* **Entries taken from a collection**
* * * * * * *

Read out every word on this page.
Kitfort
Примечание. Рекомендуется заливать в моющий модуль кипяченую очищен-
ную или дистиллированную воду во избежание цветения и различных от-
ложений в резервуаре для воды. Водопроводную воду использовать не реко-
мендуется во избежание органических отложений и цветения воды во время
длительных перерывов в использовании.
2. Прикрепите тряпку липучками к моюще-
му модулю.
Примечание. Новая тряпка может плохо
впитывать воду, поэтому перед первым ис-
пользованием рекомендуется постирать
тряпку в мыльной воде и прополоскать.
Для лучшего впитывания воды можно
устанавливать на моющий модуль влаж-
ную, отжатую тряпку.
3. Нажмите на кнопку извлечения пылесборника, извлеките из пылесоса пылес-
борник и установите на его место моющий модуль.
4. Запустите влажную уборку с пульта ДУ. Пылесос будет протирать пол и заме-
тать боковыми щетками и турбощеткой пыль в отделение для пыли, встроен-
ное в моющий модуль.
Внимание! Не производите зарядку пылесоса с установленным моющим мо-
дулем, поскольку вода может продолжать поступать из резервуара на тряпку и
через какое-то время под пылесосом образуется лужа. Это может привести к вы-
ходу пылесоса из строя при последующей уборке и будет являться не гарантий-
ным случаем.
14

* * * * * * *

* **YOUR INSTRUCTIONS**
State how many lines of the records hold the string "может", and nothing else.

* **TASK RESULT**
3